> Dataset
((

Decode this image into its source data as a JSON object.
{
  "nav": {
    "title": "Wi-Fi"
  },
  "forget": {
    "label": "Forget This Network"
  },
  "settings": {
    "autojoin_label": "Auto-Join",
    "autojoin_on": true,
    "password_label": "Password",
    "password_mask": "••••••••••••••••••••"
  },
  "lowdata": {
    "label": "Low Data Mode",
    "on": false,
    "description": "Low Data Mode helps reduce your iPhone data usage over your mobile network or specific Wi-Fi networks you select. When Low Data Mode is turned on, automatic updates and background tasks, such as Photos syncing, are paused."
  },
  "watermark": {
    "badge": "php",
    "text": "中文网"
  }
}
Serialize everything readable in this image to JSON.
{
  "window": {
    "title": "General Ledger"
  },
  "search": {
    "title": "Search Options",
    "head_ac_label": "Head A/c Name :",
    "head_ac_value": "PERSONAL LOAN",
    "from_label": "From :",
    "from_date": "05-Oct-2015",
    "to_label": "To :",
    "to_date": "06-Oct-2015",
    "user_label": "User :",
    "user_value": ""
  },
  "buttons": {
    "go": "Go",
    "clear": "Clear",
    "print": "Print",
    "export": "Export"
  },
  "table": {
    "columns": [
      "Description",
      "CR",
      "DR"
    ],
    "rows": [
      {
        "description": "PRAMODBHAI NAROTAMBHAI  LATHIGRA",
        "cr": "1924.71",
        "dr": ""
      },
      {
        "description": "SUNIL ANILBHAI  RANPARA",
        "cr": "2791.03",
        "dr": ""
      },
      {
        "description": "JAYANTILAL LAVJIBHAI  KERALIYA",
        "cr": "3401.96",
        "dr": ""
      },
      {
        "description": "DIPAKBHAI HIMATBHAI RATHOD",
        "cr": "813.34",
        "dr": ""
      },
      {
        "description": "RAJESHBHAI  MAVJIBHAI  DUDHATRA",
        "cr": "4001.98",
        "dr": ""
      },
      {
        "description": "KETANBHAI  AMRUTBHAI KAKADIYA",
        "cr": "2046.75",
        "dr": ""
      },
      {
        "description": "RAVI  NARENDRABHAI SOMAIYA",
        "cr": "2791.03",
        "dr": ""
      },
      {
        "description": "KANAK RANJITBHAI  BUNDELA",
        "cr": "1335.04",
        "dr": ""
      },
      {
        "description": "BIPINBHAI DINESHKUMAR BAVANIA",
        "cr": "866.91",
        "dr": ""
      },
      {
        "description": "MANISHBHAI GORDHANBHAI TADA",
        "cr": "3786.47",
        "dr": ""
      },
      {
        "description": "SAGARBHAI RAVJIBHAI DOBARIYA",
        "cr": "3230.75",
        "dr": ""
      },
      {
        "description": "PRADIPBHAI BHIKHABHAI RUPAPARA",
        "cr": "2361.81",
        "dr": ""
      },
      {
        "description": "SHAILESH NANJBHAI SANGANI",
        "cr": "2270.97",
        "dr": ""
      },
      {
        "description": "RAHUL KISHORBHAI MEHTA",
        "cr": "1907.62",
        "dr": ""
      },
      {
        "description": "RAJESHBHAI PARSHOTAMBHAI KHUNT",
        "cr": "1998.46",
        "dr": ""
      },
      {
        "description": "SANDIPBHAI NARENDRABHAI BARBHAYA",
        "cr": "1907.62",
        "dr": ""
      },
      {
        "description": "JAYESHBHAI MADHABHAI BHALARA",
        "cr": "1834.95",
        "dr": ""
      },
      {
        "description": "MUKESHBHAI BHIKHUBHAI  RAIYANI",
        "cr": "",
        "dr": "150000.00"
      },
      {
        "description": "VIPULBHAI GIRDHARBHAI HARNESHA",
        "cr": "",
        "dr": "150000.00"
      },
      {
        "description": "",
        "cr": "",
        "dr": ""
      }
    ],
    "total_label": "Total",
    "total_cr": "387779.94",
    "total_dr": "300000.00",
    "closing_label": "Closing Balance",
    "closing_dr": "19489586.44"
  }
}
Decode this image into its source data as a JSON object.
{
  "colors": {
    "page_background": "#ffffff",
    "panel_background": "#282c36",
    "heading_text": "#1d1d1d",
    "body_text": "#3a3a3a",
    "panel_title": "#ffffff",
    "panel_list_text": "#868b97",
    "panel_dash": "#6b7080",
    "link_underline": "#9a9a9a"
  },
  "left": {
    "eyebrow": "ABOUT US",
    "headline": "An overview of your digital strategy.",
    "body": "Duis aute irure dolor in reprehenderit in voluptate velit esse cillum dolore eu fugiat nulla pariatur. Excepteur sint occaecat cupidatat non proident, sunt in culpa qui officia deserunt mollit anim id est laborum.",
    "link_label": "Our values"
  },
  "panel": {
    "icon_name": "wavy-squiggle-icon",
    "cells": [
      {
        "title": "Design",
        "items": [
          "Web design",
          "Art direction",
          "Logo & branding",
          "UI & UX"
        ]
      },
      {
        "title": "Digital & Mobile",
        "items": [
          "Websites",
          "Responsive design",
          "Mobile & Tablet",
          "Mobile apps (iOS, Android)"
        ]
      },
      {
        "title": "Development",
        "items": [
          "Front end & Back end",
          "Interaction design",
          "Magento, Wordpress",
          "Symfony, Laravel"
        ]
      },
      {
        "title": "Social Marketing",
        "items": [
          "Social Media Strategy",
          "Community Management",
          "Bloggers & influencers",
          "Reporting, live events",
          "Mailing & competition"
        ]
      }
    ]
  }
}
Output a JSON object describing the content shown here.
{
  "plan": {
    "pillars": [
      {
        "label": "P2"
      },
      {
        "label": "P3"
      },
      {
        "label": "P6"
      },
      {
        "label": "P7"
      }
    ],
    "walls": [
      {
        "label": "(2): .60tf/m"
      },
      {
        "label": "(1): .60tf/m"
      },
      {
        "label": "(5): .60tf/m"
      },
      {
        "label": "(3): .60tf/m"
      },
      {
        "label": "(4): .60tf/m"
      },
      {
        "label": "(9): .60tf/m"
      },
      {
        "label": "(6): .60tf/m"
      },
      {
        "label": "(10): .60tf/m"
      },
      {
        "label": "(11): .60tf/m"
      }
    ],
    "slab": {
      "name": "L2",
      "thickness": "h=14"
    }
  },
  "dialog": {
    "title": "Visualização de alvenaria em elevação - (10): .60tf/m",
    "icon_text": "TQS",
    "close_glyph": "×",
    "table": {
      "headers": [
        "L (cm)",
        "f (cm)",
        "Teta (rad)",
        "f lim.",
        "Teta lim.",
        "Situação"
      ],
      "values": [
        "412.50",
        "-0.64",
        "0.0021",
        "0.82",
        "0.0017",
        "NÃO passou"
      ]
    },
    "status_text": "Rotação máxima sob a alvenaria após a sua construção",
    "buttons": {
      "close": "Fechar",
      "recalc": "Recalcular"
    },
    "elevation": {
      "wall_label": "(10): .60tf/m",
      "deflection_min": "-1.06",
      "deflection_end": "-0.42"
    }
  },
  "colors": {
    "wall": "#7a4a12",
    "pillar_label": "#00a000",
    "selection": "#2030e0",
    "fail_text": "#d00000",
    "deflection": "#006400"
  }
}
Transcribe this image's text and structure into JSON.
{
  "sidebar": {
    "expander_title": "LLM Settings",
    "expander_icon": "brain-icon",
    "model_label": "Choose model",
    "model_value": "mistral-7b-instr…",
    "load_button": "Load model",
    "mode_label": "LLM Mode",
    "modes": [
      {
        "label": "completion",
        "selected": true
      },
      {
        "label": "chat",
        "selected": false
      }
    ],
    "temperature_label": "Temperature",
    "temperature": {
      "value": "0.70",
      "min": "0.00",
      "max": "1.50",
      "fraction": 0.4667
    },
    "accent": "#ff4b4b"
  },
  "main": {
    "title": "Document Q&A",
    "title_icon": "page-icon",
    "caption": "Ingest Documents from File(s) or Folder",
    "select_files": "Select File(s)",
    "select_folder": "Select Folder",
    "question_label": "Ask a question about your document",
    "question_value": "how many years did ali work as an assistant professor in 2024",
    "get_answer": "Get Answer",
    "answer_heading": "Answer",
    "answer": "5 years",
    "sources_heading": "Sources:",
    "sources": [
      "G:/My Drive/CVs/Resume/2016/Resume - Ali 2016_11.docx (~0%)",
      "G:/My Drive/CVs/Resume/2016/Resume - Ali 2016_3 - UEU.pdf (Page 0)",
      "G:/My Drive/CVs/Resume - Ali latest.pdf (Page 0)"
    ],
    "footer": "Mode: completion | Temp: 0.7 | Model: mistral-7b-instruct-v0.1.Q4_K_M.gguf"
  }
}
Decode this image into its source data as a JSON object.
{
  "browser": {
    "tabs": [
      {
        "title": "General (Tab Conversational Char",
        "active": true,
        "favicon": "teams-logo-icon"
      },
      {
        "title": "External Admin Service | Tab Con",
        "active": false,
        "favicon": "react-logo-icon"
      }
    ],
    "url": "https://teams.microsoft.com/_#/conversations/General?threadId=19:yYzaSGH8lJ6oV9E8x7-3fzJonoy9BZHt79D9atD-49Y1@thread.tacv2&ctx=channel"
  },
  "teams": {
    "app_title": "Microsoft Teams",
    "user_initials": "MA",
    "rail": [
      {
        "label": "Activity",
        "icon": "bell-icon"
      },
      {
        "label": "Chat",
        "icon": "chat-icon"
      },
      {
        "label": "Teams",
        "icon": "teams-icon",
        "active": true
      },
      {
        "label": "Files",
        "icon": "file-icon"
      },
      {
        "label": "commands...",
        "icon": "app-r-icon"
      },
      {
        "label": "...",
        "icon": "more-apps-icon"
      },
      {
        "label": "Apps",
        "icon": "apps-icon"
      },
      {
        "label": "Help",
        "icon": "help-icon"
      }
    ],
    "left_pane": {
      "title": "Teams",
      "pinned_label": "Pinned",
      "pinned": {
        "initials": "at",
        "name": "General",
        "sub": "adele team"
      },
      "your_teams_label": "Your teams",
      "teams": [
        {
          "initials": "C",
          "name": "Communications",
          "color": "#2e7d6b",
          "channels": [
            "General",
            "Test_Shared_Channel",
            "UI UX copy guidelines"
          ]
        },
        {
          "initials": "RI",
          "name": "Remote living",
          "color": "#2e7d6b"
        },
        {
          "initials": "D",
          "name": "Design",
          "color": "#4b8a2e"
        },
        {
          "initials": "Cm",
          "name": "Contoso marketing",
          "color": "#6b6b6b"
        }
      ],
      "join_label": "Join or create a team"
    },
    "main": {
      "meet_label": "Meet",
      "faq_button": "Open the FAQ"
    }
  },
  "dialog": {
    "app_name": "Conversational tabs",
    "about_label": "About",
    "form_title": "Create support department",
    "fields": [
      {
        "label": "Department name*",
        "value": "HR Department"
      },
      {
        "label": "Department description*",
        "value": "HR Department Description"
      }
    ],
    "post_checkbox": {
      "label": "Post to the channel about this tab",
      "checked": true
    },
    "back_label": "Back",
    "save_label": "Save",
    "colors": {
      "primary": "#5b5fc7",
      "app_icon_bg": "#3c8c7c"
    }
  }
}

))

> Written request
Count the lines in the material above where the string "alvenaria" appears, then state only that count.

> Complete output
2